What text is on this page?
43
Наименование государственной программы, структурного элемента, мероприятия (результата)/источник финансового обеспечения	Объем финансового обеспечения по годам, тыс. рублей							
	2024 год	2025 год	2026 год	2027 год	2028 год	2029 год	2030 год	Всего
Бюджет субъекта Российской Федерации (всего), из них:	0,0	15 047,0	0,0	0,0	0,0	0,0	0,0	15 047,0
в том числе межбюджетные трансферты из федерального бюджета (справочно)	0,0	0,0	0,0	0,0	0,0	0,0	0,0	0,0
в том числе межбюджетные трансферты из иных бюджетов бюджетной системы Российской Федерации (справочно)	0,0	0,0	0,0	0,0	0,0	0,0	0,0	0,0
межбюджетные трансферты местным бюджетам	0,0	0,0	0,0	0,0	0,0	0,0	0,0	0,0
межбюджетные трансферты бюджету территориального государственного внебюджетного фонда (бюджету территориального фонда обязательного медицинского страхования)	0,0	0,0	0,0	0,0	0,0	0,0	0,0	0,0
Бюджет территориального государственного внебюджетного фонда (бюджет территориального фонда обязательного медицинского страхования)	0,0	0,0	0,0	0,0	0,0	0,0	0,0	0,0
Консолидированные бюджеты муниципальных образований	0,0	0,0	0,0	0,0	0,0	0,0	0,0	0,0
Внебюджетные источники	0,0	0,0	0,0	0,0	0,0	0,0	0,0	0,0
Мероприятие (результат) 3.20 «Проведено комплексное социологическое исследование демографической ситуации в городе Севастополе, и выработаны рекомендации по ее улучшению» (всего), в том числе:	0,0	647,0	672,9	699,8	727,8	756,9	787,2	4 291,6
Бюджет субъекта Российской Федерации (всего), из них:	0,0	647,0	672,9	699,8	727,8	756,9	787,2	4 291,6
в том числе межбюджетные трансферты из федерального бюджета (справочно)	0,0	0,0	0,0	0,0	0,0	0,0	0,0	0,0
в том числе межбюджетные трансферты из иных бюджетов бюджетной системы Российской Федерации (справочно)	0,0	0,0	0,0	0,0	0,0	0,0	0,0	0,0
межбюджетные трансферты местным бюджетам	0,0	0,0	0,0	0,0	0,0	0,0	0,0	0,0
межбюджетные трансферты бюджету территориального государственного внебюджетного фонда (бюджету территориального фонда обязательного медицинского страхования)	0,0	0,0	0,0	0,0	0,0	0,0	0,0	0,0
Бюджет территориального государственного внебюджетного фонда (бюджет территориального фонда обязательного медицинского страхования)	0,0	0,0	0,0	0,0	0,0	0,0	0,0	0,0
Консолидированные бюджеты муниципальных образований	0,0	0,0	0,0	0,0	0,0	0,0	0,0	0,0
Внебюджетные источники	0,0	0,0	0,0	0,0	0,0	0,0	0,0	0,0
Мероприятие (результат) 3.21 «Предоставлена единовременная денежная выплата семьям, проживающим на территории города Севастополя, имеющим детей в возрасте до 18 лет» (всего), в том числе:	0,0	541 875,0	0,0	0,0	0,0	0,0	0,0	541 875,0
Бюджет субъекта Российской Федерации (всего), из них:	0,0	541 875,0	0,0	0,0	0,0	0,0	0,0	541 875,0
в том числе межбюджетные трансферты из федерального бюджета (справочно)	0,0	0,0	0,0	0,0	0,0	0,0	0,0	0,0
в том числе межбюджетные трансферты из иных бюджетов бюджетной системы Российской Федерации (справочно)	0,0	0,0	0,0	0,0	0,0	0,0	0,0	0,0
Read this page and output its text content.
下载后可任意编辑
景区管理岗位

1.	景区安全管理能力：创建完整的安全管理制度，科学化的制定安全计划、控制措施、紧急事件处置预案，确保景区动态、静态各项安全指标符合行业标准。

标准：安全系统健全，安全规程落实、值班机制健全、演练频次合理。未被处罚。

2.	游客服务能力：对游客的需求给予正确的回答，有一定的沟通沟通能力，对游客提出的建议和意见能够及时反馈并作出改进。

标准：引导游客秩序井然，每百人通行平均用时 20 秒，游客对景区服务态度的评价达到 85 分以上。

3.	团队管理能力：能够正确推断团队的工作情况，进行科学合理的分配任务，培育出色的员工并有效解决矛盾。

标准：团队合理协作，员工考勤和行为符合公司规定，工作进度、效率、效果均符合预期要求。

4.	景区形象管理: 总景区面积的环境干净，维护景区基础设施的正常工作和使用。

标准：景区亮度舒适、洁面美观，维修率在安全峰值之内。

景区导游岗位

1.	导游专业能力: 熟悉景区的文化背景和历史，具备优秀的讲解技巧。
:::::
Identify and list each line with the word "page".

What text is on this page?
Read this page and output its text content.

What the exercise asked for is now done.